= Aim =
All of the records listed below should be retyped exactly.

= Provided information =
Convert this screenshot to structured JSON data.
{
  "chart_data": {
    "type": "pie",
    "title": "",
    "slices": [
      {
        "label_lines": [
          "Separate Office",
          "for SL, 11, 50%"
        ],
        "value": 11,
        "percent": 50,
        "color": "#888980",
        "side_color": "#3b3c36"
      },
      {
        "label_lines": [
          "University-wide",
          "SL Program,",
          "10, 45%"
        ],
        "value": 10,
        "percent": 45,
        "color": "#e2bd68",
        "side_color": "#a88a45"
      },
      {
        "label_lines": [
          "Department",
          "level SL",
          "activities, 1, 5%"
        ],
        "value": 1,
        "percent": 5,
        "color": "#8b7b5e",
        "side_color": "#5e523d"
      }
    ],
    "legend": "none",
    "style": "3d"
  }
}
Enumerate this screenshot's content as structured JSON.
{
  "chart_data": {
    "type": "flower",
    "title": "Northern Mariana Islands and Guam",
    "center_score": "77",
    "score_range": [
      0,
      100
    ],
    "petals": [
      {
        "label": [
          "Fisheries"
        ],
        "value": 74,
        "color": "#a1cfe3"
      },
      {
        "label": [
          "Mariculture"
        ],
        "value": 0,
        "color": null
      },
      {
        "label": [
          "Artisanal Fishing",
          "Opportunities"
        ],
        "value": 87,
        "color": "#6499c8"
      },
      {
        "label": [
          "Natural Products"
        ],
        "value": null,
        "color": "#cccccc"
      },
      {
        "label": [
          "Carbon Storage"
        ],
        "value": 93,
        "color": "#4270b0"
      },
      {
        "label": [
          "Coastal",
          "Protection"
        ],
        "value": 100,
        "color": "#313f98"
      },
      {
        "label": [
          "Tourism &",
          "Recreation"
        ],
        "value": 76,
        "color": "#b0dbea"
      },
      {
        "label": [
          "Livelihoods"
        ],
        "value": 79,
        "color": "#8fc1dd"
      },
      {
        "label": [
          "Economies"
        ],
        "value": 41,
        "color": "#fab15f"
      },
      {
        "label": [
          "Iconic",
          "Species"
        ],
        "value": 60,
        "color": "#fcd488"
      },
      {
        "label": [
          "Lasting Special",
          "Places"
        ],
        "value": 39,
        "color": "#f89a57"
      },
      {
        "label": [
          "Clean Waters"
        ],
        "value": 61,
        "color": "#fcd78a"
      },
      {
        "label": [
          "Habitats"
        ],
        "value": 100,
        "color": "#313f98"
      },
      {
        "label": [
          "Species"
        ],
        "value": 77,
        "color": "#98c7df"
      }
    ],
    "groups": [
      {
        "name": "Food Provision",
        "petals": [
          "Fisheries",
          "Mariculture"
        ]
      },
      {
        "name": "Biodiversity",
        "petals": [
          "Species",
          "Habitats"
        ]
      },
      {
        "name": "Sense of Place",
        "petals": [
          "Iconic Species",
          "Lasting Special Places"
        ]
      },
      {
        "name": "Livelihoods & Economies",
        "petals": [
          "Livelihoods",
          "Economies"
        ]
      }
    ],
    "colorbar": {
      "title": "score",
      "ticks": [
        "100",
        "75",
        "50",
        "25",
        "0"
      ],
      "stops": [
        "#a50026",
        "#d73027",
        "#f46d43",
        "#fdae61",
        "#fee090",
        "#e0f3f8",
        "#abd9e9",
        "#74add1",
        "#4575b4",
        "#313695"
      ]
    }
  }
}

= Final result =
Convert this screenshot to structured JSON data.
{
  "chart_data": {
    "type": "pie",
    "title": "",
    "slices": [
      {
        "label_lines": [
          "Separate Office",
          "for SL, 11, 50%"
        ],
        "value": 11,
        "percent": 50,
        "color": "#888980",
        "side_color": "#3b3c36"
      },
      {
        "label_lines": [
          "University-wide",
          "SL Program,",
          "10, 45%"
        ],
        "value": 10,
        "percent": 45,
        "color": "#e2bd68",
        "side_color": "#a88a45"
      },
      {
        "label_lines": [
          "Department",
          "level SL",
          "activities, 1, 5%"
        ],
        "value": 1,
        "percent": 5,
        "color": "#8b7b5e",
        "side_color": "#5e523d"
      }
    ],
    "legend": "none",
    "style": "3d"
  }
}
Enumerate this screenshot's content as structured JSON.
{
  "chart_data": {
    "type": "flower",
    "title": "Northern Mariana Islands and Guam",
    "center_score": "77",
    "score_range": [
      0,
      100
    ],
    "petals": [
      {
        "label": [
          "Fisheries"
        ],
        "value": 74,
        "color": "#a1cfe3"
      },
      {
        "label": [
          "Mariculture"
        ],
        "value": 0,
        "color": null
      },
      {
        "label": [
          "Artisanal Fishing",
          "Opportunities"
        ],
        "value": 87,
        "color": "#6499c8"
      },
      {
        "label": [
          "Natural Products"
        ],
        "value": null,
        "color": "#cccccc"
      },
      {
        "label": [
          "Carbon Storage"
        ],
        "value": 93,
        "color": "#4270b0"
      },
      {
        "label": [
          "Coastal",
          "Protection"
        ],
        "value": 100,
        "color": "#313f98"
      },
      {
        "label": [
          "Tourism &",
          "Recreation"
        ],
        "value": 76,
        "color": "#b0dbea"
      },
      {
        "label": [
          "Livelihoods"
        ],
        "value": 79,
        "color": "#8fc1dd"
      },
      {
        "label": [
          "Economies"
        ],
        "value": 41,
        "color": "#fab15f"
      },
      {
        "label": [
          "Iconic",
          "Species"
        ],
        "value": 60,
        "color": "#fcd488"
      },
      {
        "label": [
          "Lasting Special",
          "Places"
        ],
        "value": 39,
        "color": "#f89a57"
      },
      {
        "label": [
          "Clean Waters"
        ],
        "value": 61,
        "color": "#fcd78a"
      },
      {
        "label": [
          "Habitats"
        ],
        "value": 100,
        "color": "#313f98"
      },
      {
        "label": [
          "Species"
        ],
        "value": 77,
        "color": "#98c7df"
      }
    ],
    "groups": [
      {
        "name": "Food Provision",
        "petals": [
          "Fisheries",
          "Mariculture"
        ]
      },
      {
        "name": "Biodiversity",
        "petals": [
          "Species",
          "Habitats"
        ]
      },
      {
        "name": "Sense of Place",
        "petals": [
          "Iconic Species",
          "Lasting Special Places"
        ]
      },
      {
        "name": "Livelihoods & Economies",
        "petals": [
          "Livelihoods",
          "Economies"
        ]
      }
    ],
    "colorbar": {
      "title": "score",
      "ticks": [
        "100",
        "75",
        "50",
        "25",
        "0"
      ],
      "stops": [
        "#a50026",
        "#d73027",
        "#f46d43",
        "#fdae61",
        "#fee090",
        "#e0f3f8",
        "#abd9e9",
        "#74add1",
        "#4575b4",
        "#313695"
      ]
    }
  }
}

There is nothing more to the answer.